===== Supplied records =====

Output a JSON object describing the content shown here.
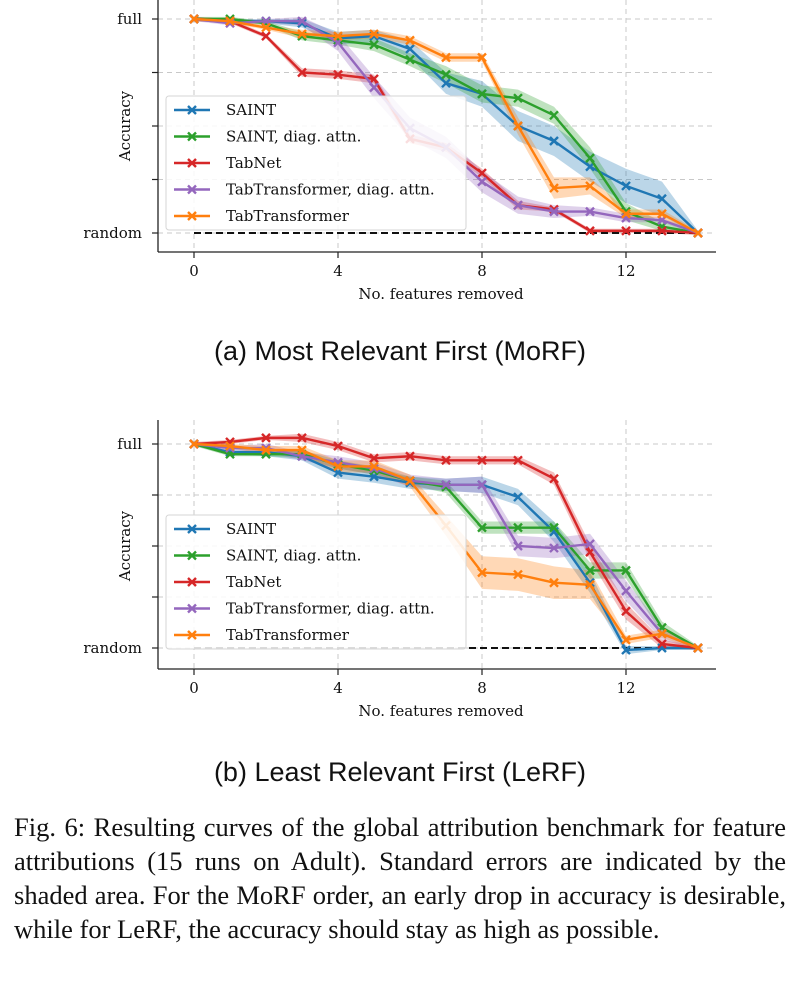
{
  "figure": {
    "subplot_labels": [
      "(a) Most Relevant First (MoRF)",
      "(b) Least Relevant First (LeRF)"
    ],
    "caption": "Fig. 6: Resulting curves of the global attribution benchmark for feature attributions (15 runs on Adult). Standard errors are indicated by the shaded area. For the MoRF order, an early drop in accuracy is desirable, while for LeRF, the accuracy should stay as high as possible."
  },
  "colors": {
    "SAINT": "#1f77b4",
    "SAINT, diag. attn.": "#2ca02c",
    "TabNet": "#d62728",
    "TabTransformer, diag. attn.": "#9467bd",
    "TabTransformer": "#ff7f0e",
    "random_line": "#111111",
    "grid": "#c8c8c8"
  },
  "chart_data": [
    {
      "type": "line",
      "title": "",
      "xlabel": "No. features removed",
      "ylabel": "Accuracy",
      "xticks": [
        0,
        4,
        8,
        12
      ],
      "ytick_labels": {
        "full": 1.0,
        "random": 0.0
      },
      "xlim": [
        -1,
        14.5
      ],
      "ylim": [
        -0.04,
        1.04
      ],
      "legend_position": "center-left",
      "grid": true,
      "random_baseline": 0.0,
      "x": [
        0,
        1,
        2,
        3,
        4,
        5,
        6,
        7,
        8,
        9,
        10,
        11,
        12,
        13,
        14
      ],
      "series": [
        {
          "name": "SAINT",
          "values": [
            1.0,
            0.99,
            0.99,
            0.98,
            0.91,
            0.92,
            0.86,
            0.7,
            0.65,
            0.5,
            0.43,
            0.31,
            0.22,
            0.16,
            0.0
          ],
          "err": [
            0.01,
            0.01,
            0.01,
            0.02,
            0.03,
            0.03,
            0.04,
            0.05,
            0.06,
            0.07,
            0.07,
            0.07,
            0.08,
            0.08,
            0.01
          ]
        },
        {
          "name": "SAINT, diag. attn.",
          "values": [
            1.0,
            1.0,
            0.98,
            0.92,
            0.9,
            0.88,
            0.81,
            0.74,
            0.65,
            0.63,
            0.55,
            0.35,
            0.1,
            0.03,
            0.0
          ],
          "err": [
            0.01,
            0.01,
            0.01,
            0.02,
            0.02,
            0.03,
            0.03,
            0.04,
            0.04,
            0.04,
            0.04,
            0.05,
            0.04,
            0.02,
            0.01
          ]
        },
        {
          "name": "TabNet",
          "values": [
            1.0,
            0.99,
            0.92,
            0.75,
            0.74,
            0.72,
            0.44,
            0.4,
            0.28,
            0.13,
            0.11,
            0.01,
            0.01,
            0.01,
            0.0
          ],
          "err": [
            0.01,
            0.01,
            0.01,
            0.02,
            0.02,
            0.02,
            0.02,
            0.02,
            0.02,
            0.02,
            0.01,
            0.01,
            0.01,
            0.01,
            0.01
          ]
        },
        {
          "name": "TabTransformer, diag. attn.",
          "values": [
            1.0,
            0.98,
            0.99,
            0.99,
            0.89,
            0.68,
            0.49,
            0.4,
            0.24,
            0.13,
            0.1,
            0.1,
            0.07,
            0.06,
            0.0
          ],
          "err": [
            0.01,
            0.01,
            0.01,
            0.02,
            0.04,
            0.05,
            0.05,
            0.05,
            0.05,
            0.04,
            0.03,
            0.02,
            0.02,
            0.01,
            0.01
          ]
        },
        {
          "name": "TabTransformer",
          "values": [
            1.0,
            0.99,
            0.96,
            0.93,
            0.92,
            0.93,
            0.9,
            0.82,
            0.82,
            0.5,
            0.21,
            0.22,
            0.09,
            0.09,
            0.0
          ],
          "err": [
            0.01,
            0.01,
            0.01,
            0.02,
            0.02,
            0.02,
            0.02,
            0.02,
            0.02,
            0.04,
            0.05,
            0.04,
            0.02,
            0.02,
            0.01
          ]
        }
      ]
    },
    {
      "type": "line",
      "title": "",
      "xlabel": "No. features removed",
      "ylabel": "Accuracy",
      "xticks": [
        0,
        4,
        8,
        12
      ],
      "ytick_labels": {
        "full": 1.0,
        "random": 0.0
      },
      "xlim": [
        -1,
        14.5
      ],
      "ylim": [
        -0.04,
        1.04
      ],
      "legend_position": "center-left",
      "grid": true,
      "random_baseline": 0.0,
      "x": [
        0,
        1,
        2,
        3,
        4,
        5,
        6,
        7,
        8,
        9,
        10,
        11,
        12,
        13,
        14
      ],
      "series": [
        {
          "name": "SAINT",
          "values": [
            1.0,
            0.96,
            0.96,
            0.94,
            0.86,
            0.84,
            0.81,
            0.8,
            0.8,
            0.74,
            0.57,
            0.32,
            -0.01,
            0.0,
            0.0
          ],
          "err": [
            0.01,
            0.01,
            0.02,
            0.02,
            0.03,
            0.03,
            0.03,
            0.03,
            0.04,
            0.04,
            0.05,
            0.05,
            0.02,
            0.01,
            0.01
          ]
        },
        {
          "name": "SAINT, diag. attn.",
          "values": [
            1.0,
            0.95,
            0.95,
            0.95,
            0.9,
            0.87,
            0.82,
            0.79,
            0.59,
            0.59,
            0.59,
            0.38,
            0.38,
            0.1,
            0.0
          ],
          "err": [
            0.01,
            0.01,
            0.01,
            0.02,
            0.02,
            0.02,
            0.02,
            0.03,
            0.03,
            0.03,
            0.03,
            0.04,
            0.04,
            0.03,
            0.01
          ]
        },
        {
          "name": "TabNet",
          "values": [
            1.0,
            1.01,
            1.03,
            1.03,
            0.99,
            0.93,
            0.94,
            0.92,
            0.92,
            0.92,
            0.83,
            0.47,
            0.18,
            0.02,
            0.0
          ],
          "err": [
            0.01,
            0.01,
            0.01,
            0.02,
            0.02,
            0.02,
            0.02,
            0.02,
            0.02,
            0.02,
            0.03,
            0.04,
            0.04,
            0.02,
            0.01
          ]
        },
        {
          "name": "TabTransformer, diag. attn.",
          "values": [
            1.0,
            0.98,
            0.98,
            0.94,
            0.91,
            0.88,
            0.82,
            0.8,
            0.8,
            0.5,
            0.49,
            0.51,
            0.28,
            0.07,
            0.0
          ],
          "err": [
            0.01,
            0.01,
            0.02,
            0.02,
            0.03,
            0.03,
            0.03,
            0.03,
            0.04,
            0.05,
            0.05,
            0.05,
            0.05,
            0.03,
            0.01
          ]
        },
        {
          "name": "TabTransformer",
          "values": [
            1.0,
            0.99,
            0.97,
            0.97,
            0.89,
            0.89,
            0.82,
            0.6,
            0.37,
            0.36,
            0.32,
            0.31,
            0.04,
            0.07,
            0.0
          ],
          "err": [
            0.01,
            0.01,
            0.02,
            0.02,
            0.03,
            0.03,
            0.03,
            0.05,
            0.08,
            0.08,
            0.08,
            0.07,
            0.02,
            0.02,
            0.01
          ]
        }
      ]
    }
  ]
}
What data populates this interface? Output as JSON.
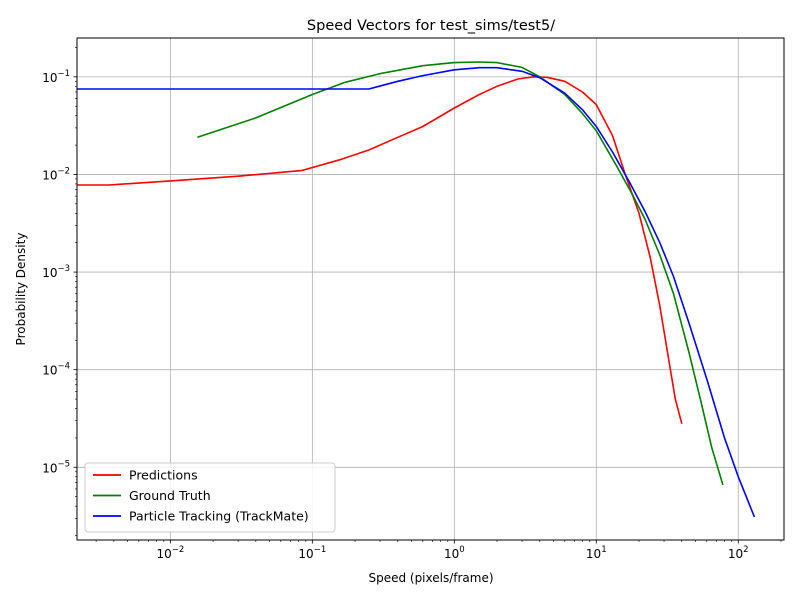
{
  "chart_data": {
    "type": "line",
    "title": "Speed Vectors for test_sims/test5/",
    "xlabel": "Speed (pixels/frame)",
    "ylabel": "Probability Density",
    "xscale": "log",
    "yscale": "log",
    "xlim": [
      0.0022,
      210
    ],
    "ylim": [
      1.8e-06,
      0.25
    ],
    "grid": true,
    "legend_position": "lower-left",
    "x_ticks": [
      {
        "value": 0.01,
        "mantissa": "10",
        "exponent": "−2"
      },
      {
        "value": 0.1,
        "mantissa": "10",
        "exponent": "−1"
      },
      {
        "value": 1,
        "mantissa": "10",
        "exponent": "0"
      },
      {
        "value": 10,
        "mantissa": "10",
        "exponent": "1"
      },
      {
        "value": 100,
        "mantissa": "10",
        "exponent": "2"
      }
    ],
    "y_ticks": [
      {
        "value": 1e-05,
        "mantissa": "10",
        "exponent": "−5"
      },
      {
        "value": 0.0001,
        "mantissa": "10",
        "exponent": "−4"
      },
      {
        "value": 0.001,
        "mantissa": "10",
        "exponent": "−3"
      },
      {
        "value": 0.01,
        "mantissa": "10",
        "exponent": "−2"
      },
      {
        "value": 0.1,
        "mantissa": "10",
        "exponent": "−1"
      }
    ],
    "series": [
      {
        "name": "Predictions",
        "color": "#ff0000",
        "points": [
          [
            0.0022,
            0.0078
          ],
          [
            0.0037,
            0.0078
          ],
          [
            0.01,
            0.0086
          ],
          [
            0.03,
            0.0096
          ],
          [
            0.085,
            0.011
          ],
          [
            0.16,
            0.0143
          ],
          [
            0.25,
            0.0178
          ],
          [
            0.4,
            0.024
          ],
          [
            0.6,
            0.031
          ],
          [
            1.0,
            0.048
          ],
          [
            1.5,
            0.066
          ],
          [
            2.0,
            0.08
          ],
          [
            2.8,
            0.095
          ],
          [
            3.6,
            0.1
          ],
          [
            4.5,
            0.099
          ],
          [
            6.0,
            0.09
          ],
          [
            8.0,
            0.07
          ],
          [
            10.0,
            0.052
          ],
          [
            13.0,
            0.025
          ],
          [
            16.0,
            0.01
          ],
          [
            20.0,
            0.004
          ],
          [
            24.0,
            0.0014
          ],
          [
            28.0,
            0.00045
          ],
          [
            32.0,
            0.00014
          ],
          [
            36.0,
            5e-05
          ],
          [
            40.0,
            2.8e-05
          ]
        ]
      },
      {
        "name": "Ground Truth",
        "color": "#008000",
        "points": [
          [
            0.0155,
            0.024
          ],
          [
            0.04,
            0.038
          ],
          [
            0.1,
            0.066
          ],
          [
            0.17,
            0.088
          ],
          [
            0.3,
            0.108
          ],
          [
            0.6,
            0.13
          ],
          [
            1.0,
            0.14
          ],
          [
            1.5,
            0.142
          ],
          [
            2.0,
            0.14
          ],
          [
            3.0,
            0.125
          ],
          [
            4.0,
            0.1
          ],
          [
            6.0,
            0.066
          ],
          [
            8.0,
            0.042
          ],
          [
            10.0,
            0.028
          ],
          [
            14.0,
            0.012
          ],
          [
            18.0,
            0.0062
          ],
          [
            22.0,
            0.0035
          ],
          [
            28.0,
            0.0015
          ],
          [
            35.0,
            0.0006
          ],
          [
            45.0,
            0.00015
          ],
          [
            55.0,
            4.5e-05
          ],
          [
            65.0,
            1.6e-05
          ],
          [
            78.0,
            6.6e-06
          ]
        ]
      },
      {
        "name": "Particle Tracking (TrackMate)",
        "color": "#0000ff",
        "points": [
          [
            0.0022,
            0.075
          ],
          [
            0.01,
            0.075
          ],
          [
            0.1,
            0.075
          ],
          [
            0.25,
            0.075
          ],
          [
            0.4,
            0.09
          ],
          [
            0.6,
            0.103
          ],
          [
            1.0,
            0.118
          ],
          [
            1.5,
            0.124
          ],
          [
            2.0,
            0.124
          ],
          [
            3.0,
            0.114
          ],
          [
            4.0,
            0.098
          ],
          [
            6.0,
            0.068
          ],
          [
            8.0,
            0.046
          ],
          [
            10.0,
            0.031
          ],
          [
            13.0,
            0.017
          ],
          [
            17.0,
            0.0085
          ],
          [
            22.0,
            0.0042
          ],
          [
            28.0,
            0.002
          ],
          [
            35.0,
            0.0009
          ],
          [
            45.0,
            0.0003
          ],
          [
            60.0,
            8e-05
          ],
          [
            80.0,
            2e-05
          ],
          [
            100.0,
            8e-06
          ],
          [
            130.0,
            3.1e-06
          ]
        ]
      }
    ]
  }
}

=====

Report every line in the data above in which the word "grid" appears.

Answer to this task =
    "grid": "#c8c8c8"
      "grid": true,
      "grid": true,
    "grid": true,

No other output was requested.